* Start Data in this exercise *

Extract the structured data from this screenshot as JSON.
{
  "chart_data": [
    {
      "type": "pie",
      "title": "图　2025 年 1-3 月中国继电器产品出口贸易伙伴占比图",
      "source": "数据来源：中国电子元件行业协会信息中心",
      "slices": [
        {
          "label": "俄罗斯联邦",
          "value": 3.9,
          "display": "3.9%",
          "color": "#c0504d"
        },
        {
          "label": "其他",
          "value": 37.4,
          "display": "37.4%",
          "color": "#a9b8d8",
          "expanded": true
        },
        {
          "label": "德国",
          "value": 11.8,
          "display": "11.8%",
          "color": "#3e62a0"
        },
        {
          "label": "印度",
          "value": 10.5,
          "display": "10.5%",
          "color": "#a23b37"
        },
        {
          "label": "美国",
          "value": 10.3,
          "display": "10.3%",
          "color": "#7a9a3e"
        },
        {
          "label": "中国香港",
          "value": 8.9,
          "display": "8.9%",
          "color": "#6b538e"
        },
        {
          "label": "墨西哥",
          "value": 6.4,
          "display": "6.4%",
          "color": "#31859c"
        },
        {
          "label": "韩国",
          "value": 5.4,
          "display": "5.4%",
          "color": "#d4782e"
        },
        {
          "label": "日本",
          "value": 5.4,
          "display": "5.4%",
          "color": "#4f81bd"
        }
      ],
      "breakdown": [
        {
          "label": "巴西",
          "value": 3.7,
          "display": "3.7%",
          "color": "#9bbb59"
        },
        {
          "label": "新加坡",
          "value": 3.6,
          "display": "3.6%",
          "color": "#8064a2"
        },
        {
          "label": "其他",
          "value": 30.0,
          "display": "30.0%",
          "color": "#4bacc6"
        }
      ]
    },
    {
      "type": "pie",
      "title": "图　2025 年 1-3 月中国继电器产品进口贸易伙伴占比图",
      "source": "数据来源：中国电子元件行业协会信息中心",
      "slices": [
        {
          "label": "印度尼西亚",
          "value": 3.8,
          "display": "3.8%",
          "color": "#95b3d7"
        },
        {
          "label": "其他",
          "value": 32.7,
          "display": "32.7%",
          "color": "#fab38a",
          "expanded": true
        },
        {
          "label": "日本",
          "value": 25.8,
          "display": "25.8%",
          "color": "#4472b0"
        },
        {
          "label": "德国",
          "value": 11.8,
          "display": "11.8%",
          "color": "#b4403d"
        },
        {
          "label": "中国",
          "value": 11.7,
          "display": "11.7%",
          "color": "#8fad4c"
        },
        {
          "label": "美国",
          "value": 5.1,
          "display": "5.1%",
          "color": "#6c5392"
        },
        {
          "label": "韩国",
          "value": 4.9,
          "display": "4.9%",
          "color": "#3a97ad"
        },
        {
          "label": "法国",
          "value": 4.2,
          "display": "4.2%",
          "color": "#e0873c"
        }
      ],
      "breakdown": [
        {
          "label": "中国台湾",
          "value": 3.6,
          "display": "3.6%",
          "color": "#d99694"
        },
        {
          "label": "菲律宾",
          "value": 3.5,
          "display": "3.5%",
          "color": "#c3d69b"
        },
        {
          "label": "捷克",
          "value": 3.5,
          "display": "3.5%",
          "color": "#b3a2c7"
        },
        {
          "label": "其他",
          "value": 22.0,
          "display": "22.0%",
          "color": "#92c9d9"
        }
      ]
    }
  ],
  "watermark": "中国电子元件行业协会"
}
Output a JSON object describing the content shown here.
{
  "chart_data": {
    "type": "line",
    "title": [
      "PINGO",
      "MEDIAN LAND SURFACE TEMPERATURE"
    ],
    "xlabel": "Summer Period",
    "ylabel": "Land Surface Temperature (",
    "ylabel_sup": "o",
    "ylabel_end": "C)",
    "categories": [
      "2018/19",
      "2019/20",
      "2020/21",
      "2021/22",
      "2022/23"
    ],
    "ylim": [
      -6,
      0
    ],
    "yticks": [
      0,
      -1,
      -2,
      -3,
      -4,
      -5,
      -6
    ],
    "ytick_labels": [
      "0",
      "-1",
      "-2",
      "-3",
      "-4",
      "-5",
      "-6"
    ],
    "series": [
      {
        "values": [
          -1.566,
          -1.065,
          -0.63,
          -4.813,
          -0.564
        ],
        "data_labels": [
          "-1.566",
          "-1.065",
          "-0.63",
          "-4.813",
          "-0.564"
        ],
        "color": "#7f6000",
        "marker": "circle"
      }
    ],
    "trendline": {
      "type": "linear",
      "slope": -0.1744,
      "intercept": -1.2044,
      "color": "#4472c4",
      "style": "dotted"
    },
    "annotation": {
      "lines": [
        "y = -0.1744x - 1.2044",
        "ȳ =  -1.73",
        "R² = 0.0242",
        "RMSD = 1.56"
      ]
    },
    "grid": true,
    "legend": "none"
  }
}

* End Data in this exercise *

**What you should do**
The listing above must be transcribed exactly, line by line.

**Solution below**
Extract the structured data from this screenshot as JSON.
{
  "chart_data": [
    {
      "type": "pie",
      "title": "图　2025 年 1-3 月中国继电器产品出口贸易伙伴占比图",
      "source": "数据来源：中国电子元件行业协会信息中心",
      "slices": [
        {
          "label": "俄罗斯联邦",
          "value": 3.9,
          "display": "3.9%",
          "color": "#c0504d"
        },
        {
          "label": "其他",
          "value": 37.4,
          "display": "37.4%",
          "color": "#a9b8d8",
          "expanded": true
        },
        {
          "label": "德国",
          "value": 11.8,
          "display": "11.8%",
          "color": "#3e62a0"
        },
        {
          "label": "印度",
          "value": 10.5,
          "display": "10.5%",
          "color": "#a23b37"
        },
        {
          "label": "美国",
          "value": 10.3,
          "display": "10.3%",
          "color": "#7a9a3e"
        },
        {
          "label": "中国香港",
          "value": 8.9,
          "display": "8.9%",
          "color": "#6b538e"
        },
        {
          "label": "墨西哥",
          "value": 6.4,
          "display": "6.4%",
          "color": "#31859c"
        },
        {
          "label": "韩国",
          "value": 5.4,
          "display": "5.4%",
          "color": "#d4782e"
        },
        {
          "label": "日本",
          "value": 5.4,
          "display": "5.4%",
          "color": "#4f81bd"
        }
      ],
      "breakdown": [
        {
          "label": "巴西",
          "value": 3.7,
          "display": "3.7%",
          "color": "#9bbb59"
        },
        {
          "label": "新加坡",
          "value": 3.6,
          "display": "3.6%",
          "color": "#8064a2"
        },
        {
          "label": "其他",
          "value": 30.0,
          "display": "30.0%",
          "color": "#4bacc6"
        }
      ]
    },
    {
      "type": "pie",
      "title": "图　2025 年 1-3 月中国继电器产品进口贸易伙伴占比图",
      "source": "数据来源：中国电子元件行业协会信息中心",
      "slices": [
        {
          "label": "印度尼西亚",
          "value": 3.8,
          "display": "3.8%",
          "color": "#95b3d7"
        },
        {
          "label": "其他",
          "value": 32.7,
          "display": "32.7%",
          "color": "#fab38a",
          "expanded": true
        },
        {
          "label": "日本",
          "value": 25.8,
          "display": "25.8%",
          "color": "#4472b0"
        },
        {
          "label": "德国",
          "value": 11.8,
          "display": "11.8%",
          "color": "#b4403d"
        },
        {
          "label": "中国",
          "value": 11.7,
          "display": "11.7%",
          "color": "#8fad4c"
        },
        {
          "label": "美国",
          "value": 5.1,
          "display": "5.1%",
          "color": "#6c5392"
        },
        {
          "label": "韩国",
          "value": 4.9,
          "display": "4.9%",
          "color": "#3a97ad"
        },
        {
          "label": "法国",
          "value": 4.2,
          "display": "4.2%",
          "color": "#e0873c"
        }
      ],
      "breakdown": [
        {
          "label": "中国台湾",
          "value": 3.6,
          "display": "3.6%",
          "color": "#d99694"
        },
        {
          "label": "菲律宾",
          "value": 3.5,
          "display": "3.5%",
          "color": "#c3d69b"
        },
        {
          "label": "捷克",
          "value": 3.5,
          "display": "3.5%",
          "color": "#b3a2c7"
        },
        {
          "label": "其他",
          "value": 22.0,
          "display": "22.0%",
          "color": "#92c9d9"
        }
      ]
    }
  ],
  "watermark": "中国电子元件行业协会"
}
Output a JSON object describing the content shown here.
{
  "chart_data": {
    "type": "line",
    "title": [
      "PINGO",
      "MEDIAN LAND SURFACE TEMPERATURE"
    ],
    "xlabel": "Summer Period",
    "ylabel": "Land Surface Temperature (",
    "ylabel_sup": "o",
    "ylabel_end": "C)",
    "categories": [
      "2018/19",
      "2019/20",
      "2020/21",
      "2021/22",
      "2022/23"
    ],
    "ylim": [
      -6,
      0
    ],
    "yticks": [
      0,
      -1,
      -2,
      -3,
      -4,
      -5,
      -6
    ],
    "ytick_labels": [
      "0",
      "-1",
      "-2",
      "-3",
      "-4",
      "-5",
      "-6"
    ],
    "series": [
      {
        "values": [
          -1.566,
          -1.065,
          -0.63,
          -4.813,
          -0.564
        ],
        "data_labels": [
          "-1.566",
          "-1.065",
          "-0.63",
          "-4.813",
          "-0.564"
        ],
        "color": "#7f6000",
        "marker": "circle"
      }
    ],
    "trendline": {
      "type": "linear",
      "slope": -0.1744,
      "intercept": -1.2044,
      "color": "#4472c4",
      "style": "dotted"
    },
    "annotation": {
      "lines": [
        "y = -0.1744x - 1.2044",
        "ȳ =  -1.73",
        "R² = 0.0242",
        "RMSD = 1.56"
      ]
    },
    "grid": true,
    "legend": "none"
  }
}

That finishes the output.